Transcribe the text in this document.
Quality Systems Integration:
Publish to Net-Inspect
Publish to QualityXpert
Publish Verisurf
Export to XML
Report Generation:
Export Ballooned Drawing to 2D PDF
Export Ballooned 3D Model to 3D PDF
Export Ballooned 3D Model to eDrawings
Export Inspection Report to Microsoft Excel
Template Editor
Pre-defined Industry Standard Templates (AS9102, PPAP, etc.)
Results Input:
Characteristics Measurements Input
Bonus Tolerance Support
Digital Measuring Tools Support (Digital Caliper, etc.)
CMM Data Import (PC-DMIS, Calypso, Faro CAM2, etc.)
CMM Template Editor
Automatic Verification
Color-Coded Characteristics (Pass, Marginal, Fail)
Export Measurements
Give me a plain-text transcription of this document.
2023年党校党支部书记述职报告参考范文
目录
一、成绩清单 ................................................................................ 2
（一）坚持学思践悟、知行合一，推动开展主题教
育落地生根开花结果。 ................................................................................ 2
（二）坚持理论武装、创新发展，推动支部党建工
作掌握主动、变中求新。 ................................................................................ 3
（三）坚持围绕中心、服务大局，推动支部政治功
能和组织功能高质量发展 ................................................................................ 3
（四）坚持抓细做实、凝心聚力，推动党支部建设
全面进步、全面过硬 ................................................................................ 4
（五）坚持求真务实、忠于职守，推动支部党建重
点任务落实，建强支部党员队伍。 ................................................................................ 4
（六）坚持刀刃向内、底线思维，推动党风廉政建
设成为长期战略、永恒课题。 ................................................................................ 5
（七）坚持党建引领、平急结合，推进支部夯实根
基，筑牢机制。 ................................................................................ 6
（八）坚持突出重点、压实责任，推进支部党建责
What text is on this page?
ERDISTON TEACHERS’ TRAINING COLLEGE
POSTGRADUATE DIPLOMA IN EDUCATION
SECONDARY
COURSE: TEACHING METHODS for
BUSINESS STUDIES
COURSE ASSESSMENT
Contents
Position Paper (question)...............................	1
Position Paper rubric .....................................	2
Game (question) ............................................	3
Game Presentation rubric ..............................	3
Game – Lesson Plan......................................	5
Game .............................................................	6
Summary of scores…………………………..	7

=====

__Short exercise__.
Retype the material in full, character for character.

__Answer to the exercise__.
Transcribe the text in this document.
Quality Systems Integration:
Publish to Net-Inspect
Publish to QualityXpert
Publish Verisurf
Export to XML
Report Generation:
Export Ballooned Drawing to 2D PDF
Export Ballooned 3D Model to 3D PDF
Export Ballooned 3D Model to eDrawings
Export Inspection Report to Microsoft Excel
Template Editor
Pre-defined Industry Standard Templates (AS9102, PPAP, etc.)
Results Input:
Characteristics Measurements Input
Bonus Tolerance Support
Digital Measuring Tools Support (Digital Caliper, etc.)
CMM Data Import (PC-DMIS, Calypso, Faro CAM2, etc.)
CMM Template Editor
Automatic Verification
Color-Coded Characteristics (Pass, Marginal, Fail)
Export Measurements
Give me a plain-text transcription of this document.
2023年党校党支部书记述职报告参考范文
目录
一、成绩清单 ................................................................................ 2
（一）坚持学思践悟、知行合一，推动开展主题教
育落地生根开花结果。 ................................................................................ 2
（二）坚持理论武装、创新发展，推动支部党建工
作掌握主动、变中求新。 ................................................................................ 3
（三）坚持围绕中心、服务大局，推动支部政治功
能和组织功能高质量发展 ................................................................................ 3
（四）坚持抓细做实、凝心聚力，推动党支部建设
全面进步、全面过硬 ................................................................................ 4
（五）坚持求真务实、忠于职守，推动支部党建重
点任务落实，建强支部党员队伍。 ................................................................................ 4
（六）坚持刀刃向内、底线思维，推动党风廉政建
设成为长期战略、永恒课题。 ................................................................................ 5
（七）坚持党建引领、平急结合，推进支部夯实根
基，筑牢机制。 ................................................................................ 6
（八）坚持突出重点、压实责任，推进支部党建责
What text is on this page?
ERDISTON TEACHERS’ TRAINING COLLEGE
POSTGRADUATE DIPLOMA IN EDUCATION
SECONDARY
COURSE: TEACHING METHODS for
BUSINESS STUDIES
COURSE ASSESSMENT
Contents
Position Paper (question)...............................	1
Position Paper rubric .....................................	2
Game (question) ............................................	3
Game Presentation rubric ..............................	3
Game – Lesson Plan......................................	5
Game .............................................................	6
Summary of scores…………………………..	7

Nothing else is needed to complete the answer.